-- start of Task input --
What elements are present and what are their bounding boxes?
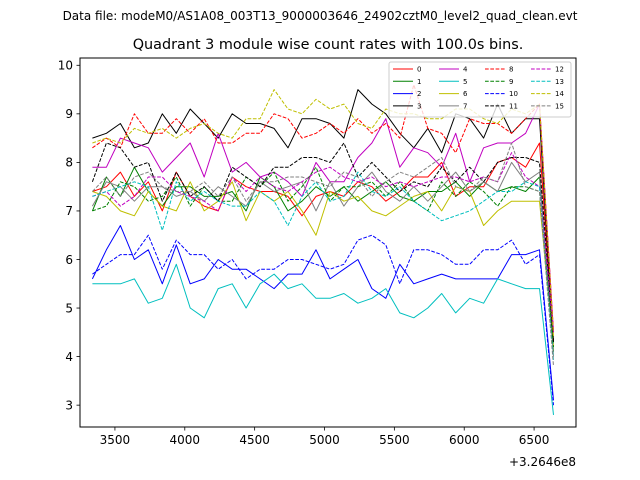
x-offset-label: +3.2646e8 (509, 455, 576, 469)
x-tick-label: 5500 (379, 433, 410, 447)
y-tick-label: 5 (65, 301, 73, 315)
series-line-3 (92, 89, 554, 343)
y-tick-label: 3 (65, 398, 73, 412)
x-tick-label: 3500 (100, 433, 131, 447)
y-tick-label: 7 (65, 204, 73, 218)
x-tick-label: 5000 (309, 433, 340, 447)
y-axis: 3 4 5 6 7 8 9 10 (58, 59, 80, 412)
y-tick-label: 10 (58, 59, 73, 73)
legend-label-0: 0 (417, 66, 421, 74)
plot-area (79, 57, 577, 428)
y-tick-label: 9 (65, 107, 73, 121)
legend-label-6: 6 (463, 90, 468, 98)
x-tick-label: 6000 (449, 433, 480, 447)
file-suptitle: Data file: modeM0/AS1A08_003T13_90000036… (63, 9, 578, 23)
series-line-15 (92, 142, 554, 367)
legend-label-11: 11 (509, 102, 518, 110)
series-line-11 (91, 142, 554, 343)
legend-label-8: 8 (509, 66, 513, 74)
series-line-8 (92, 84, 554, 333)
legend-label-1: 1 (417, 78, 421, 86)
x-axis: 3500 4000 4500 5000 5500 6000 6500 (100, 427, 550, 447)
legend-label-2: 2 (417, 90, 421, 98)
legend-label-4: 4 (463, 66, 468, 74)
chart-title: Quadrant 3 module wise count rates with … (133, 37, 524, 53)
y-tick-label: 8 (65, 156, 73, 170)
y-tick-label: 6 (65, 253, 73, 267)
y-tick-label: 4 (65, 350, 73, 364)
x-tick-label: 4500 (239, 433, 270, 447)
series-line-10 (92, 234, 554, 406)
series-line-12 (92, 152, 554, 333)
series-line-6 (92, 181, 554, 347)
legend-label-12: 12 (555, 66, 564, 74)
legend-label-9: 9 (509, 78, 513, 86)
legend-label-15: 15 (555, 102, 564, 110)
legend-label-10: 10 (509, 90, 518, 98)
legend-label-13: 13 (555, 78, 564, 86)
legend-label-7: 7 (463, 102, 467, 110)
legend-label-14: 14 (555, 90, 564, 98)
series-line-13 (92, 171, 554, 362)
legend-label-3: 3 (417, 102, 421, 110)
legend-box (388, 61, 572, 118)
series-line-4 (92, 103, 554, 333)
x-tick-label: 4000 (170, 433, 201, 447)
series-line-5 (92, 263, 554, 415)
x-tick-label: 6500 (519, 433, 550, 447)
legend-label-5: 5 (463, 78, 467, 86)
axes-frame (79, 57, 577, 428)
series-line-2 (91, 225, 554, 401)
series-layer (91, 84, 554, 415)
-- end of Task input --
--- Task instructions ---
Reproduce the item above line by line and word for word, leaving the picture out of your answer.

--- Solution to the problem ---
What elements are present and what are their bounding boxes?
x-offset-label: +3.2646e8 (509, 455, 576, 469)
x-tick-label: 5500 (379, 433, 410, 447)
y-tick-label: 5 (65, 301, 73, 315)
series-line-3 (92, 89, 554, 343)
y-tick-label: 3 (65, 398, 73, 412)
x-tick-label: 3500 (100, 433, 131, 447)
y-tick-label: 7 (65, 204, 73, 218)
x-tick-label: 5000 (309, 433, 340, 447)
y-axis: 3 4 5 6 7 8 9 10 (58, 59, 80, 412)
y-tick-label: 10 (58, 59, 73, 73)
legend-label-0: 0 (417, 66, 421, 74)
plot-area (79, 57, 577, 428)
y-tick-label: 9 (65, 107, 73, 121)
legend-label-6: 6 (463, 90, 468, 98)
x-tick-label: 6000 (449, 433, 480, 447)
file-suptitle: Data file: modeM0/AS1A08_003T13_90000036… (63, 9, 578, 23)
series-line-15 (92, 142, 554, 367)
legend-label-11: 11 (509, 102, 518, 110)
series-line-11 (91, 142, 554, 343)
legend-label-8: 8 (509, 66, 513, 74)
series-line-8 (92, 84, 554, 333)
legend-label-1: 1 (417, 78, 421, 86)
x-axis: 3500 4000 4500 5000 5500 6000 6500 (100, 427, 550, 447)
legend-label-2: 2 (417, 90, 421, 98)
legend-label-4: 4 (463, 66, 468, 74)
chart-title: Quadrant 3 module wise count rates with … (133, 37, 524, 53)
y-tick-label: 8 (65, 156, 73, 170)
y-tick-label: 6 (65, 253, 73, 267)
y-tick-label: 4 (65, 350, 73, 364)
x-tick-label: 4500 (239, 433, 270, 447)
series-line-10 (92, 234, 554, 406)
series-line-12 (92, 152, 554, 333)
series-line-6 (92, 181, 554, 347)
legend-label-12: 12 (555, 66, 564, 74)
legend-label-9: 9 (509, 78, 513, 86)
legend-label-15: 15 (555, 102, 564, 110)
legend-label-10: 10 (509, 90, 518, 98)
legend-label-13: 13 (555, 78, 564, 86)
legend-label-7: 7 (463, 102, 467, 110)
legend-label-14: 14 (555, 90, 564, 98)
series-line-13 (92, 171, 554, 362)
legend-label-3: 3 (417, 102, 421, 110)
legend-box (388, 61, 572, 118)
series-line-4 (92, 103, 554, 333)
x-tick-label: 4000 (170, 433, 201, 447)
series-line-5 (92, 263, 554, 415)
x-tick-label: 6500 (519, 433, 550, 447)
legend-label-5: 5 (463, 78, 467, 86)
axes-frame (79, 57, 577, 428)
series-line-2 (91, 225, 554, 401)
series-layer (91, 84, 554, 415)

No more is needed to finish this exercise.